**Exercise directions:** Give the number of lines below that contain the word "stationary", and nothing else.

(Data listing)
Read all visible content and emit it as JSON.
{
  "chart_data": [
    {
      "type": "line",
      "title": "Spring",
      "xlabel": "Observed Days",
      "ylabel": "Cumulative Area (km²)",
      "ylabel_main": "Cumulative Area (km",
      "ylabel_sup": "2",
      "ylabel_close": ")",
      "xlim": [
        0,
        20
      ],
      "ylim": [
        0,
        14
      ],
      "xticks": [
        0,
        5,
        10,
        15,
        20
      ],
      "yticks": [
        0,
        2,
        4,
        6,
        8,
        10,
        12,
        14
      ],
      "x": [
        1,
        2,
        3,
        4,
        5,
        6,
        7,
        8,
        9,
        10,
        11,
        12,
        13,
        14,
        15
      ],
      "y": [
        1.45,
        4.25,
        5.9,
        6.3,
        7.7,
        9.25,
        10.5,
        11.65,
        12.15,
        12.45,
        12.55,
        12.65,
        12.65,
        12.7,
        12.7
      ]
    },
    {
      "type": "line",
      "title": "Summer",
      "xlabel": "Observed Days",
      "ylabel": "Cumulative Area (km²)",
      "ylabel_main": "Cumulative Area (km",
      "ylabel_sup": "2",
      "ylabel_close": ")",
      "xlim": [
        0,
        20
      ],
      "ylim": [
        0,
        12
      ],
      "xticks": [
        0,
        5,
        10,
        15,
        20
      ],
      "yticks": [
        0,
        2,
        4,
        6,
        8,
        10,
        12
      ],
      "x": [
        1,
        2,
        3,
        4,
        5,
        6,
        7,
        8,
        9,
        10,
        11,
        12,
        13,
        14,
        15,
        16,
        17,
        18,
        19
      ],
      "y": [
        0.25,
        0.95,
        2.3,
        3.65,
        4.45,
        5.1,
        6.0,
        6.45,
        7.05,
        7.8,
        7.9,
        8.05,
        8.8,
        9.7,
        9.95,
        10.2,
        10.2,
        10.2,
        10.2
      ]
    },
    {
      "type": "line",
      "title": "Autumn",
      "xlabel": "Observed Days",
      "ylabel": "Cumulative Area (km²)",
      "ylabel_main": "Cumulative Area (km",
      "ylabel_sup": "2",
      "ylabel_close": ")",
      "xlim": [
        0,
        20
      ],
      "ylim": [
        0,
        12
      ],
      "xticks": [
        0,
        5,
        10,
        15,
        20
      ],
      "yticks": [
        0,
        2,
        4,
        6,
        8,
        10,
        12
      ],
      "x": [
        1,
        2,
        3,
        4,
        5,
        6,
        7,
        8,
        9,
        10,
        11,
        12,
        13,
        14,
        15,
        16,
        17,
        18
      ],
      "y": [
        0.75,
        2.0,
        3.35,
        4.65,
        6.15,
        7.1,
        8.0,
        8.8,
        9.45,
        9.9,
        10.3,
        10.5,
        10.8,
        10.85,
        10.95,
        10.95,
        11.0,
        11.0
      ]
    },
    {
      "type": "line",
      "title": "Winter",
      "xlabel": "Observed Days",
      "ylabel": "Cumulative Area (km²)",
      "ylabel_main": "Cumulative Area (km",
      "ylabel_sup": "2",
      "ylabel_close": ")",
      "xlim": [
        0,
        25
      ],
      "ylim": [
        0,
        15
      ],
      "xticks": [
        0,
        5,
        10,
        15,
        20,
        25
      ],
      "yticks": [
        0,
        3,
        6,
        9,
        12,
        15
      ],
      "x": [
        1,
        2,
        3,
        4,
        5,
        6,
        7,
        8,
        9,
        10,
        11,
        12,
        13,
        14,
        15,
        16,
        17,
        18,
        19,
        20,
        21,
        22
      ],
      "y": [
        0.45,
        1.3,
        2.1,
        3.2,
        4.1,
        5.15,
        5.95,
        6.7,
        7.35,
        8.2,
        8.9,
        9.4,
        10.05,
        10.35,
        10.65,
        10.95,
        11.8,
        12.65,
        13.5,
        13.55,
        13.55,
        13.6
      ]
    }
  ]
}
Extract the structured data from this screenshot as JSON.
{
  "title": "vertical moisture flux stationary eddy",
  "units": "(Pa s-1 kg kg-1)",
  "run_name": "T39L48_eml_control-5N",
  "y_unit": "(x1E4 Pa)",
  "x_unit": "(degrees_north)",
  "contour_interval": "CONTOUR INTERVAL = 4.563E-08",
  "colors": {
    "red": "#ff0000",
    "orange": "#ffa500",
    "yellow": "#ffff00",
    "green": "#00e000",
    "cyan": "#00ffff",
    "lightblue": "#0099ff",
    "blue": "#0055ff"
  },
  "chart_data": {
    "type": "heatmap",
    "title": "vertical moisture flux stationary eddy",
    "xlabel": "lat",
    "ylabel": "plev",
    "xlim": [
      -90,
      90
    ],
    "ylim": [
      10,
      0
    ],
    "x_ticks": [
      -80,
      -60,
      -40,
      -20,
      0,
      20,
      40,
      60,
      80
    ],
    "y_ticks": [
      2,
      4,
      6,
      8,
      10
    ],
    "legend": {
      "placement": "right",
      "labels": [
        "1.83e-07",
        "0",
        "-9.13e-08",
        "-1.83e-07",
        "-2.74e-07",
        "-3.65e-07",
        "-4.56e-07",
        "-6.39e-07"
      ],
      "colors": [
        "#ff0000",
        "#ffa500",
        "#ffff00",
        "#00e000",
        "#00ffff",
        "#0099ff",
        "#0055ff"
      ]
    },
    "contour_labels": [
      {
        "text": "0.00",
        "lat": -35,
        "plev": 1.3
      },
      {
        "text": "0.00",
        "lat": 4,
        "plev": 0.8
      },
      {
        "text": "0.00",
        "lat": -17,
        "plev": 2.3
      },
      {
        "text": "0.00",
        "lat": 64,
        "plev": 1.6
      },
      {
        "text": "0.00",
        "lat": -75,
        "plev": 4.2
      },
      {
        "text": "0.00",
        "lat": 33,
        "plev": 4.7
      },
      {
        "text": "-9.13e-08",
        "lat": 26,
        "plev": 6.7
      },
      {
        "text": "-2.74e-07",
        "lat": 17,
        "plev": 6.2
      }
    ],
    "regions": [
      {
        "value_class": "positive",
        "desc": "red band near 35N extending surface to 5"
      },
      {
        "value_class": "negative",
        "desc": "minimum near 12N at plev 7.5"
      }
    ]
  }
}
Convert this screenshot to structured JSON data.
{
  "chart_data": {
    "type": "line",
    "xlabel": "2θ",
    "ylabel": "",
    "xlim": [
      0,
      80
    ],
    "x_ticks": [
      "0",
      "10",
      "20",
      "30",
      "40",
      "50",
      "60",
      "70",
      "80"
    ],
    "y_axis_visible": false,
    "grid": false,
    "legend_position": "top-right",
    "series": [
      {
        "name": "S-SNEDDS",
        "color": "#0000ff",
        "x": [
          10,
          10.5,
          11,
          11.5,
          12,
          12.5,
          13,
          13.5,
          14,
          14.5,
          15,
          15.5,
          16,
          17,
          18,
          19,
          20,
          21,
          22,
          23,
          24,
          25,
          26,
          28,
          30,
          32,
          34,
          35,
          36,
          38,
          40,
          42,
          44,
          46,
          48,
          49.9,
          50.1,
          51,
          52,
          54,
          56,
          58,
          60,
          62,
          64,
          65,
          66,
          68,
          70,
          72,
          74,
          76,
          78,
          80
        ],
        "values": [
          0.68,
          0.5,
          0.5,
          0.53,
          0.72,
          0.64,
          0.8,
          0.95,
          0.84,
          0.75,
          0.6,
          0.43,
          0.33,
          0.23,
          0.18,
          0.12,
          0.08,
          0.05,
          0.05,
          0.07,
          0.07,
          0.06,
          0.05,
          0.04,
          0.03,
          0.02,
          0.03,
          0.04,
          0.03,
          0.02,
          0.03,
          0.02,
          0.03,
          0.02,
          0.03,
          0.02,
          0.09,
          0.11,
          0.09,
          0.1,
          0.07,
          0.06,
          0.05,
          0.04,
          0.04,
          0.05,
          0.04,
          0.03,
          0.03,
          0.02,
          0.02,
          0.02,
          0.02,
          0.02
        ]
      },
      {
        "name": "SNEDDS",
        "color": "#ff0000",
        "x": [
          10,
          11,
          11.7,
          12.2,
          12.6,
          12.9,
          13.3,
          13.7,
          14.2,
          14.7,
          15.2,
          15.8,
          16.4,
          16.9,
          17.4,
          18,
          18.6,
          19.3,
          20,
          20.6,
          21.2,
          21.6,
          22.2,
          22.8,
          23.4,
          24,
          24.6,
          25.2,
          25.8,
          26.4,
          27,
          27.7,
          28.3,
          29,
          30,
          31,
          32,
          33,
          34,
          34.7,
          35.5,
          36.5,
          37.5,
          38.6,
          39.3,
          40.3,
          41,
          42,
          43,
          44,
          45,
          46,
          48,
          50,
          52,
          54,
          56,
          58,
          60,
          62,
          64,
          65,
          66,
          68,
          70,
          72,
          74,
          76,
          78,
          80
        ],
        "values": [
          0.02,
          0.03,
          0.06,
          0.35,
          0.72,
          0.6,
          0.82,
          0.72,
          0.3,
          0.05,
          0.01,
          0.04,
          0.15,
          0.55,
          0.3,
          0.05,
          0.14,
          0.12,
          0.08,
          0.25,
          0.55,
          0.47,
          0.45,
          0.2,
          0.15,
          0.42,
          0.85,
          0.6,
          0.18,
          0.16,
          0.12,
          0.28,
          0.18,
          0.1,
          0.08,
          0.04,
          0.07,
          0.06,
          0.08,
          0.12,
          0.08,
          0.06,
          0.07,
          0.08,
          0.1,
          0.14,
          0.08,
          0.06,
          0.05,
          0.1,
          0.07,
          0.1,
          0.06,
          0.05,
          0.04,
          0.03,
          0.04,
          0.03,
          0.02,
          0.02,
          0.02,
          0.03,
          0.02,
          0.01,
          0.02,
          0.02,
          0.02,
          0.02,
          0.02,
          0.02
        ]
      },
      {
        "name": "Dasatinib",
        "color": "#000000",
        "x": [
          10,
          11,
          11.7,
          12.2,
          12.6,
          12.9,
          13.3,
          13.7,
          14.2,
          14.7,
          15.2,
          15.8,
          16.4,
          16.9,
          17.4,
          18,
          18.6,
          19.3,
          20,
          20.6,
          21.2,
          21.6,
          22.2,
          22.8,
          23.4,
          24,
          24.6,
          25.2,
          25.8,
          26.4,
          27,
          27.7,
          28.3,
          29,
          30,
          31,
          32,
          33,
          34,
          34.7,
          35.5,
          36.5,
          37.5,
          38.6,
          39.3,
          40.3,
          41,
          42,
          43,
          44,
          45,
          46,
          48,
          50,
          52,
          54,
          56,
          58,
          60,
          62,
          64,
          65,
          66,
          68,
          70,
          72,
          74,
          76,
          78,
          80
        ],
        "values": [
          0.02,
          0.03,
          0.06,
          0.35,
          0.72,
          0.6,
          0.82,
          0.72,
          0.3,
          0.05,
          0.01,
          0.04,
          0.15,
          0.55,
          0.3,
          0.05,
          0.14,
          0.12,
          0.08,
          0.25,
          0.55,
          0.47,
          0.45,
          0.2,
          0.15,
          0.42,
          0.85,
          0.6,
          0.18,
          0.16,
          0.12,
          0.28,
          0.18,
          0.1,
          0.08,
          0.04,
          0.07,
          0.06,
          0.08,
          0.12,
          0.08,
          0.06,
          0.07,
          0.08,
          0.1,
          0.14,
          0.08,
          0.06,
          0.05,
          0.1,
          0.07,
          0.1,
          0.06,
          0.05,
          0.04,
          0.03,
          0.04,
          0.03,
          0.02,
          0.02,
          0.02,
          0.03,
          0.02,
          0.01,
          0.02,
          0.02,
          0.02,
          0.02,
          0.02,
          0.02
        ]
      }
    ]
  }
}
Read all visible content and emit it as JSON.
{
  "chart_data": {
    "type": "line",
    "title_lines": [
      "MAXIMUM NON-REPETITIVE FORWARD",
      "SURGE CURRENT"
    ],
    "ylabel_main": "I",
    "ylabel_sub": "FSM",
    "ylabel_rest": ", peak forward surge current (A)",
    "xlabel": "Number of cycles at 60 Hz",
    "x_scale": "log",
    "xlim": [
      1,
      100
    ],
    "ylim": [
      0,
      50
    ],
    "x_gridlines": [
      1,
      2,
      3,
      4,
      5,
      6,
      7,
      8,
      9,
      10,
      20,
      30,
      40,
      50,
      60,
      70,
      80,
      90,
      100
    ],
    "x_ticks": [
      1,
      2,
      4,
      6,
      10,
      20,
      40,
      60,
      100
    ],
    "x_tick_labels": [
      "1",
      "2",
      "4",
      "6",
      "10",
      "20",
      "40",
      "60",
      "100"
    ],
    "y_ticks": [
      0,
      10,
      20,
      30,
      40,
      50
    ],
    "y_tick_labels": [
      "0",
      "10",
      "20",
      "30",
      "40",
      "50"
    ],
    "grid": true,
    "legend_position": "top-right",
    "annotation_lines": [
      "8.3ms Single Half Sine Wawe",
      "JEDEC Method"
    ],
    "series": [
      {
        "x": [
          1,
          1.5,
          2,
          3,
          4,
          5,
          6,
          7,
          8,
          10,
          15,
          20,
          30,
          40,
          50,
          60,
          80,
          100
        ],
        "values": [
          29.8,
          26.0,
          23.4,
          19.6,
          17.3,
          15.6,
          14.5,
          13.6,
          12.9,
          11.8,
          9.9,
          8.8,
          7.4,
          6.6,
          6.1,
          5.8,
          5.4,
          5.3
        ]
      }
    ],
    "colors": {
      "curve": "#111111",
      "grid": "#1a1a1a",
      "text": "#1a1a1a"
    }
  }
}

**Exercise answer:** 2